* GOAL
All of the data needs to be repeated exactly.

* STORED DATA
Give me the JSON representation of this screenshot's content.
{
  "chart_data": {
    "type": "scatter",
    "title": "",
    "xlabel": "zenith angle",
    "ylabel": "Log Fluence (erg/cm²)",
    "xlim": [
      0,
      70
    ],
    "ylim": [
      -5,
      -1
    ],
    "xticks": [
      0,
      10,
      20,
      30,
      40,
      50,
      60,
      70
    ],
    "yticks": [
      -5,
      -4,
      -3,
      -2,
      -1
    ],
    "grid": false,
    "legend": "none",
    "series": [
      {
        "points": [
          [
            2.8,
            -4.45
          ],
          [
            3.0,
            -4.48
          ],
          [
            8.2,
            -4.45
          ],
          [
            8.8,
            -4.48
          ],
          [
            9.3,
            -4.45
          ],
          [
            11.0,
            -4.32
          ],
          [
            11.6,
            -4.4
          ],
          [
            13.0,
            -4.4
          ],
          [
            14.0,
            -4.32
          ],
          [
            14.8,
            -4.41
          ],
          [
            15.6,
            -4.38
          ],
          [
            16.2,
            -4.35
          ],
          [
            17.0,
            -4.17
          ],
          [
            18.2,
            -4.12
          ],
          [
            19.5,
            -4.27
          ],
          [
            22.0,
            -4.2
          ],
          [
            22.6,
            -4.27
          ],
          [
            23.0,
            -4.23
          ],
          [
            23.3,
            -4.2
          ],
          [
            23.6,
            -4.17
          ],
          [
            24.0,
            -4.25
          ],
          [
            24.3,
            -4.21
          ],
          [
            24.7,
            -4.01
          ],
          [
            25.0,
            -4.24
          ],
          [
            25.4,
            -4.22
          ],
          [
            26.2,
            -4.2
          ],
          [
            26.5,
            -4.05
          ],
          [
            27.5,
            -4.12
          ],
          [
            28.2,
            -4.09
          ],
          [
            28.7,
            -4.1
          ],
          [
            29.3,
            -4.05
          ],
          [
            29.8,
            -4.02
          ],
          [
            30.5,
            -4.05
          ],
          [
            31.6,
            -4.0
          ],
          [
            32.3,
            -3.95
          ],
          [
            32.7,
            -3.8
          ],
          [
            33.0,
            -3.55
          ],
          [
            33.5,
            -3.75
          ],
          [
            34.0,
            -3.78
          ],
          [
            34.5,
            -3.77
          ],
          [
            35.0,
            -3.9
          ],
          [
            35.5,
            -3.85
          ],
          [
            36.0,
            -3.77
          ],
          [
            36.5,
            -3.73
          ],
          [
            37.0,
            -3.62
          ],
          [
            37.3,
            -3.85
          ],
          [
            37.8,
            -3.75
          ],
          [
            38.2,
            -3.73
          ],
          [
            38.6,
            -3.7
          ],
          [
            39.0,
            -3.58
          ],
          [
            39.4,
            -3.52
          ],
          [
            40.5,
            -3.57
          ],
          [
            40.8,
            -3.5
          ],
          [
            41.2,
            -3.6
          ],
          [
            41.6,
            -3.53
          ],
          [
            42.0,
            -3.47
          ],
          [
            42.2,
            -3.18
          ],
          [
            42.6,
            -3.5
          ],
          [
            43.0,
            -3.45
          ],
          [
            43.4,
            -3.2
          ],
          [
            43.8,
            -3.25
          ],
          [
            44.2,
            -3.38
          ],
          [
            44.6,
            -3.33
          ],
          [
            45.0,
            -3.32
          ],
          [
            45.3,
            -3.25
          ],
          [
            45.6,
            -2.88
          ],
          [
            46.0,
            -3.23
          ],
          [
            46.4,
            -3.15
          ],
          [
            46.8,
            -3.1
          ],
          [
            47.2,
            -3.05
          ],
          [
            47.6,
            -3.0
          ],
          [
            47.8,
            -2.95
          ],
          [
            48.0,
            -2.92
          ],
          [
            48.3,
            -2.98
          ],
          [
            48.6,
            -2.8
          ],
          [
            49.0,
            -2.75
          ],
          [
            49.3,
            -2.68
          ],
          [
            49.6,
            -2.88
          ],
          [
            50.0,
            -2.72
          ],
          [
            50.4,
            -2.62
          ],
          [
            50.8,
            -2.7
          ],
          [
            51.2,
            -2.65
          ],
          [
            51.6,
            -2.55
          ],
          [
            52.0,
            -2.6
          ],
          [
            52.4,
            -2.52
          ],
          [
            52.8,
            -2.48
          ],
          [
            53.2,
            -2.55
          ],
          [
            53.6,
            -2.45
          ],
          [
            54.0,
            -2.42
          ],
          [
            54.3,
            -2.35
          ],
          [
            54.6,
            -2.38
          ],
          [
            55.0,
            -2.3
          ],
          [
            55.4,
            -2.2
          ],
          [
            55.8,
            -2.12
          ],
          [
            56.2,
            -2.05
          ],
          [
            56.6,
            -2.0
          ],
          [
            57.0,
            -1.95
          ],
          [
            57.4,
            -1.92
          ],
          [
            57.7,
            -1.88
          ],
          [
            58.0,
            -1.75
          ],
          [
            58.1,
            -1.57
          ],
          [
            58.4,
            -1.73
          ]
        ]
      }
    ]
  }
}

* EXERCISE RESULT
Give me the JSON representation of this screenshot's content.
{
  "chart_data": {
    "type": "scatter",
    "title": "",
    "xlabel": "zenith angle",
    "ylabel": "Log Fluence (erg/cm²)",
    "xlim": [
      0,
      70
    ],
    "ylim": [
      -5,
      -1
    ],
    "xticks": [
      0,
      10,
      20,
      30,
      40,
      50,
      60,
      70
    ],
    "yticks": [
      -5,
      -4,
      -3,
      -2,
      -1
    ],
    "grid": false,
    "legend": "none",
    "series": [
      {
        "points": [
          [
            2.8,
            -4.45
          ],
          [
            3.0,
            -4.48
          ],
          [
            8.2,
            -4.45
          ],
          [
            8.8,
            -4.48
          ],
          [
            9.3,
            -4.45
          ],
          [
            11.0,
            -4.32
          ],
          [
            11.6,
            -4.4
          ],
          [
            13.0,
            -4.4
          ],
          [
            14.0,
            -4.32
          ],
          [
            14.8,
            -4.41
          ],
          [
            15.6,
            -4.38
          ],
          [
            16.2,
            -4.35
          ],
          [
            17.0,
            -4.17
          ],
          [
            18.2,
            -4.12
          ],
          [
            19.5,
            -4.27
          ],
          [
            22.0,
            -4.2
          ],
          [
            22.6,
            -4.27
          ],
          [
            23.0,
            -4.23
          ],
          [
            23.3,
            -4.2
          ],
          [
            23.6,
            -4.17
          ],
          [
            24.0,
            -4.25
          ],
          [
            24.3,
            -4.21
          ],
          [
            24.7,
            -4.01
          ],
          [
            25.0,
            -4.24
          ],
          [
            25.4,
            -4.22
          ],
          [
            26.2,
            -4.2
          ],
          [
            26.5,
            -4.05
          ],
          [
            27.5,
            -4.12
          ],
          [
            28.2,
            -4.09
          ],
          [
            28.7,
            -4.1
          ],
          [
            29.3,
            -4.05
          ],
          [
            29.8,
            -4.02
          ],
          [
            30.5,
            -4.05
          ],
          [
            31.6,
            -4.0
          ],
          [
            32.3,
            -3.95
          ],
          [
            32.7,
            -3.8
          ],
          [
            33.0,
            -3.55
          ],
          [
            33.5,
            -3.75
          ],
          [
            34.0,
            -3.78
          ],
          [
            34.5,
            -3.77
          ],
          [
            35.0,
            -3.9
          ],
          [
            35.5,
            -3.85
          ],
          [
            36.0,
            -3.77
          ],
          [
            36.5,
            -3.73
          ],
          [
            37.0,
            -3.62
          ],
          [
            37.3,
            -3.85
          ],
          [
            37.8,
            -3.75
          ],
          [
            38.2,
            -3.73
          ],
          [
            38.6,
            -3.7
          ],
          [
            39.0,
            -3.58
          ],
          [
            39.4,
            -3.52
          ],
          [
            40.5,
            -3.57
          ],
          [
            40.8,
            -3.5
          ],
          [
            41.2,
            -3.6
          ],
          [
            41.6,
            -3.53
          ],
          [
            42.0,
            -3.47
          ],
          [
            42.2,
            -3.18
          ],
          [
            42.6,
            -3.5
          ],
          [
            43.0,
            -3.45
          ],
          [
            43.4,
            -3.2
          ],
          [
            43.8,
            -3.25
          ],
          [
            44.2,
            -3.38
          ],
          [
            44.6,
            -3.33
          ],
          [
            45.0,
            -3.32
          ],
          [
            45.3,
            -3.25
          ],
          [
            45.6,
            -2.88
          ],
          [
            46.0,
            -3.23
          ],
          [
            46.4,
            -3.15
          ],
          [
            46.8,
            -3.1
          ],
          [
            47.2,
            -3.05
          ],
          [
            47.6,
            -3.0
          ],
          [
            47.8,
            -2.95
          ],
          [
            48.0,
            -2.92
          ],
          [
            48.3,
            -2.98
          ],
          [
            48.6,
            -2.8
          ],
          [
            49.0,
            -2.75
          ],
          [
            49.3,
            -2.68
          ],
          [
            49.6,
            -2.88
          ],
          [
            50.0,
            -2.72
          ],
          [
            50.4,
            -2.62
          ],
          [
            50.8,
            -2.7
          ],
          [
            51.2,
            -2.65
          ],
          [
            51.6,
            -2.55
          ],
          [
            52.0,
            -2.6
          ],
          [
            52.4,
            -2.52
          ],
          [
            52.8,
            -2.48
          ],
          [
            53.2,
            -2.55
          ],
          [
            53.6,
            -2.45
          ],
          [
            54.0,
            -2.42
          ],
          [
            54.3,
            -2.35
          ],
          [
            54.6,
            -2.38
          ],
          [
            55.0,
            -2.3
          ],
          [
            55.4,
            -2.2
          ],
          [
            55.8,
            -2.12
          ],
          [
            56.2,
            -2.05
          ],
          [
            56.6,
            -2.0
          ],
          [
            57.0,
            -1.95
          ],
          [
            57.4,
            -1.92
          ],
          [
            57.7,
            -1.88
          ],
          [
            58.0,
            -1.75
          ],
          [
            58.1,
            -1.57
          ],
          [
            58.4,
            -1.73
          ]
        ]
      }
    ]
  }
}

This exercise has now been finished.